- **Task instructions**: Quote all entries in full, exactly.
---------- Exercise inputs
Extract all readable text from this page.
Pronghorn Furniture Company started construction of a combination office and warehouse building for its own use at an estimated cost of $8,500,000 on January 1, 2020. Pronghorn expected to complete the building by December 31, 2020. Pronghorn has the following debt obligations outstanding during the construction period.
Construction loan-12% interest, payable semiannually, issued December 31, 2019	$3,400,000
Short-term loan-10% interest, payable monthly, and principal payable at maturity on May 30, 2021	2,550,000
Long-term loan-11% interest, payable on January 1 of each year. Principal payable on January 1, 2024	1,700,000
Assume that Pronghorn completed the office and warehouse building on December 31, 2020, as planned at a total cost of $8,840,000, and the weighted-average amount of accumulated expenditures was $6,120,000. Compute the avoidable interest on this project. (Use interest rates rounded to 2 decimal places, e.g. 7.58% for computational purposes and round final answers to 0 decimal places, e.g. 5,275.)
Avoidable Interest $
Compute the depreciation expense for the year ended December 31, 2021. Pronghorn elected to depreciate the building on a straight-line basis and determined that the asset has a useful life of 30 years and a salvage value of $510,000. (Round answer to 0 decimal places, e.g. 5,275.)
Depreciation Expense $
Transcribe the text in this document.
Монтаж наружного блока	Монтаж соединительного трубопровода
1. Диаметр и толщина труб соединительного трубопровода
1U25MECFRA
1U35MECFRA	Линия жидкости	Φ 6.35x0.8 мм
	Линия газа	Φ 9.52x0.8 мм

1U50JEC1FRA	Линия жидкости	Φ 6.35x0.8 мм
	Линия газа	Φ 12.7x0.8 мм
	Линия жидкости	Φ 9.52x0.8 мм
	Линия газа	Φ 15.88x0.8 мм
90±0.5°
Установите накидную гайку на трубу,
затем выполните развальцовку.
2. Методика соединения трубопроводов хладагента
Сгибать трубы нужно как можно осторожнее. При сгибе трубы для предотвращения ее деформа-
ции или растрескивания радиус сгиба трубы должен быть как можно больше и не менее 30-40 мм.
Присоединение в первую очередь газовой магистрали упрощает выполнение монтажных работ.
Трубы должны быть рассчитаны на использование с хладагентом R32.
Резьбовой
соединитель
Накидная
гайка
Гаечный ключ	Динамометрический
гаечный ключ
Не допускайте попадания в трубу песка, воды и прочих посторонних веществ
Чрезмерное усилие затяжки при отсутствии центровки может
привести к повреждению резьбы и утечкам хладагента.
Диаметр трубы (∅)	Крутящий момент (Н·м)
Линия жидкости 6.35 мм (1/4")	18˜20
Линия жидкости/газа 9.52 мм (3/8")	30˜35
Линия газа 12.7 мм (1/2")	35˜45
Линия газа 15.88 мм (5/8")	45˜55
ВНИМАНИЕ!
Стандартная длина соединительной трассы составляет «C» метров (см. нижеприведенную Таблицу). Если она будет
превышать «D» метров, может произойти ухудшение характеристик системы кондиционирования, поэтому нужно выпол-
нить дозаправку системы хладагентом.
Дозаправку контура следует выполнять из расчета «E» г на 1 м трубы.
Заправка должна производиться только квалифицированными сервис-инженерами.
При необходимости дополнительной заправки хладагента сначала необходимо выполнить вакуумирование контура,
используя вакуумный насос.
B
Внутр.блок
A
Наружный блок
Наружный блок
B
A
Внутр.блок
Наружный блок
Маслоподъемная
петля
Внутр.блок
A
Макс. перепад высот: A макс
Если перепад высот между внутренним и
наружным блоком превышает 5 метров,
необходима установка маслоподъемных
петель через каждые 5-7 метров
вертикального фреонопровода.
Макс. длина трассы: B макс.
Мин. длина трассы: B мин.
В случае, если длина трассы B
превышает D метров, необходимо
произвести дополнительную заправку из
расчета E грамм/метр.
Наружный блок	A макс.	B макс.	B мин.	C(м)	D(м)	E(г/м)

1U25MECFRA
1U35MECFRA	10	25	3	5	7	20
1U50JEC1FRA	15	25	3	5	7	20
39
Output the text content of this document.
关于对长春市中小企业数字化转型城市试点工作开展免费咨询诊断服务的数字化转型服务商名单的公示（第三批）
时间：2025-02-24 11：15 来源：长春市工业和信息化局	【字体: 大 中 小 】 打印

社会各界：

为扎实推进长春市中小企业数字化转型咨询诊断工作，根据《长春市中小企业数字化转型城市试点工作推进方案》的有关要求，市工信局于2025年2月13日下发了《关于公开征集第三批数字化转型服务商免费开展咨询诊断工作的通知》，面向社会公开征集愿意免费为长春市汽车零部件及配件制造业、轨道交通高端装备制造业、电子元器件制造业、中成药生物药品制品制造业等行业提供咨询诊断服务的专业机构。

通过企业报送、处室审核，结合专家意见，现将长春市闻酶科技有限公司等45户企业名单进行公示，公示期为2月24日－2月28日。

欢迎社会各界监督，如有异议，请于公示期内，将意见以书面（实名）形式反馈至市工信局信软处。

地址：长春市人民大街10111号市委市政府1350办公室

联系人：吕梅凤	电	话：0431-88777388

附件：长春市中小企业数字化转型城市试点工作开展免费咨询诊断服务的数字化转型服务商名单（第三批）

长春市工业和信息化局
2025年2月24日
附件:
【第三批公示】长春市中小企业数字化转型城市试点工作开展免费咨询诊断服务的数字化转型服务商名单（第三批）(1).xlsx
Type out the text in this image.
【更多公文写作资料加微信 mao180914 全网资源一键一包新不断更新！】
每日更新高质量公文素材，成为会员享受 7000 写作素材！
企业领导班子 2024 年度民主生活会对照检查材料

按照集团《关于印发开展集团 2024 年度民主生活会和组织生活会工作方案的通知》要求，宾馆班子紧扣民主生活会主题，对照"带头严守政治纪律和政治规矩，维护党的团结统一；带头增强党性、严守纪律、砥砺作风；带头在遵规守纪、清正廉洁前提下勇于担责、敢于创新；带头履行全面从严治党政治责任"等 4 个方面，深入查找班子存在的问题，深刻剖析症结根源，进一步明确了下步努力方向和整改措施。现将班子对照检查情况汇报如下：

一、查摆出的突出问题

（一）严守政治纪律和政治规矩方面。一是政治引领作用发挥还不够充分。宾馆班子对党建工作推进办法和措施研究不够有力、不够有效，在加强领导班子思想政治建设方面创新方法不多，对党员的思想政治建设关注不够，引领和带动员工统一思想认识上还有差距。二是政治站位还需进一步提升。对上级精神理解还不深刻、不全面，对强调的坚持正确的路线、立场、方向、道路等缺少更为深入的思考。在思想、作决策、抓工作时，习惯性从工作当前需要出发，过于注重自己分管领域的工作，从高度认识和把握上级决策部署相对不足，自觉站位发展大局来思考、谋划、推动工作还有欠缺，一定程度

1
--------------------
- **Solved exercise**:
Extract all readable text from this page.
Pronghorn Furniture Company started construction of a combination office and warehouse building for its own use at an estimated cost of $8,500,000 on January 1, 2020. Pronghorn expected to complete the building by December 31, 2020. Pronghorn has the following debt obligations outstanding during the construction period.
Construction loan-12% interest, payable semiannually, issued December 31, 2019	$3,400,000
Short-term loan-10% interest, payable monthly, and principal payable at maturity on May 30, 2021	2,550,000
Long-term loan-11% interest, payable on January 1 of each year. Principal payable on January 1, 2024	1,700,000
Assume that Pronghorn completed the office and warehouse building on December 31, 2020, as planned at a total cost of $8,840,000, and the weighted-average amount of accumulated expenditures was $6,120,000. Compute the avoidable interest on this project. (Use interest rates rounded to 2 decimal places, e.g. 7.58% for computational purposes and round final answers to 0 decimal places, e.g. 5,275.)
Avoidable Interest $
Compute the depreciation expense for the year ended December 31, 2021. Pronghorn elected to depreciate the building on a straight-line basis and determined that the asset has a useful life of 30 years and a salvage value of $510,000. (Round answer to 0 decimal places, e.g. 5,275.)
Depreciation Expense $
Transcribe the text in this document.
Монтаж наружного блока	Монтаж соединительного трубопровода
1. Диаметр и толщина труб соединительного трубопровода
1U25MECFRA
1U35MECFRA	Линия жидкости	Φ 6.35x0.8 мм
	Линия газа	Φ 9.52x0.8 мм

1U50JEC1FRA	Линия жидкости	Φ 6.35x0.8 мм
	Линия газа	Φ 12.7x0.8 мм
	Линия жидкости	Φ 9.52x0.8 мм
	Линия газа	Φ 15.88x0.8 мм
90±0.5°
Установите накидную гайку на трубу,
затем выполните развальцовку.
2. Методика соединения трубопроводов хладагента
Сгибать трубы нужно как можно осторожнее. При сгибе трубы для предотвращения ее деформа-
ции или растрескивания радиус сгиба трубы должен быть как можно больше и не менее 30-40 мм.
Присоединение в первую очередь газовой магистрали упрощает выполнение монтажных работ.
Трубы должны быть рассчитаны на использование с хладагентом R32.
Резьбовой
соединитель
Накидная
гайка
Гаечный ключ	Динамометрический
гаечный ключ
Не допускайте попадания в трубу песка, воды и прочих посторонних веществ
Чрезмерное усилие затяжки при отсутствии центровки может
привести к повреждению резьбы и утечкам хладагента.
Диаметр трубы (∅)	Крутящий момент (Н·м)
Линия жидкости 6.35 мм (1/4")	18˜20
Линия жидкости/газа 9.52 мм (3/8")	30˜35
Линия газа 12.7 мм (1/2")	35˜45
Линия газа 15.88 мм (5/8")	45˜55
ВНИМАНИЕ!
Стандартная длина соединительной трассы составляет «C» метров (см. нижеприведенную Таблицу). Если она будет
превышать «D» метров, может произойти ухудшение характеристик системы кондиционирования, поэтому нужно выпол-
нить дозаправку системы хладагентом.
Дозаправку контура следует выполнять из расчета «E» г на 1 м трубы.
Заправка должна производиться только квалифицированными сервис-инженерами.
При необходимости дополнительной заправки хладагента сначала необходимо выполнить вакуумирование контура,
используя вакуумный насос.
B
Внутр.блок
A
Наружный блок
Наружный блок
B
A
Внутр.блок
Наружный блок
Маслоподъемная
петля
Внутр.блок
A
Макс. перепад высот: A макс
Если перепад высот между внутренним и
наружным блоком превышает 5 метров,
необходима установка маслоподъемных
петель через каждые 5-7 метров
вертикального фреонопровода.
Макс. длина трассы: B макс.
Мин. длина трассы: B мин.
В случае, если длина трассы B
превышает D метров, необходимо
произвести дополнительную заправку из
расчета E грамм/метр.
Наружный блок	A макс.	B макс.	B мин.	C(м)	D(м)	E(г/м)

1U25MECFRA
1U35MECFRA	10	25	3	5	7	20
1U50JEC1FRA	15	25	3	5	7	20
39
Output the text content of this document.
关于对长春市中小企业数字化转型城市试点工作开展免费咨询诊断服务的数字化转型服务商名单的公示（第三批）
时间：2025-02-24 11：15 来源：长春市工业和信息化局	【字体: 大 中 小 】 打印

社会各界：

为扎实推进长春市中小企业数字化转型咨询诊断工作，根据《长春市中小企业数字化转型城市试点工作推进方案》的有关要求，市工信局于2025年2月13日下发了《关于公开征集第三批数字化转型服务商免费开展咨询诊断工作的通知》，面向社会公开征集愿意免费为长春市汽车零部件及配件制造业、轨道交通高端装备制造业、电子元器件制造业、中成药生物药品制品制造业等行业提供咨询诊断服务的专业机构。

通过企业报送、处室审核，结合专家意见，现将长春市闻酶科技有限公司等45户企业名单进行公示，公示期为2月24日－2月28日。

欢迎社会各界监督，如有异议，请于公示期内，将意见以书面（实名）形式反馈至市工信局信软处。

地址：长春市人民大街10111号市委市政府1350办公室

联系人：吕梅凤	电	话：0431-88777388

附件：长春市中小企业数字化转型城市试点工作开展免费咨询诊断服务的数字化转型服务商名单（第三批）

长春市工业和信息化局
2025年2月24日
附件:
【第三批公示】长春市中小企业数字化转型城市试点工作开展免费咨询诊断服务的数字化转型服务商名单（第三批）(1).xlsx
Type out the text in this image.
【更多公文写作资料加微信 mao180914 全网资源一键一包新不断更新！】
每日更新高质量公文素材，成为会员享受 7000 写作素材！
企业领导班子 2024 年度民主生活会对照检查材料

按照集团《关于印发开展集团 2024 年度民主生活会和组织生活会工作方案的通知》要求，宾馆班子紧扣民主生活会主题，对照"带头严守政治纪律和政治规矩，维护党的团结统一；带头增强党性、严守纪律、砥砺作风；带头在遵规守纪、清正廉洁前提下勇于担责、敢于创新；带头履行全面从严治党政治责任"等 4 个方面，深入查找班子存在的问题，深刻剖析症结根源，进一步明确了下步努力方向和整改措施。现将班子对照检查情况汇报如下：

一、查摆出的突出问题

（一）严守政治纪律和政治规矩方面。一是政治引领作用发挥还不够充分。宾馆班子对党建工作推进办法和措施研究不够有力、不够有效，在加强领导班子思想政治建设方面创新方法不多，对党员的思想政治建设关注不够，引领和带动员工统一思想认识上还有差距。二是政治站位还需进一步提升。对上级精神理解还不深刻、不全面，对强调的坚持正确的路线、立场、方向、道路等缺少更为深入的思考。在思想、作决策、抓工作时，习惯性从工作当前需要出发，过于注重自己分管领域的工作，从高度认识和把握上级决策部署相对不足，自觉站位发展大局来思考、谋划、推动工作还有欠缺，一定程度

1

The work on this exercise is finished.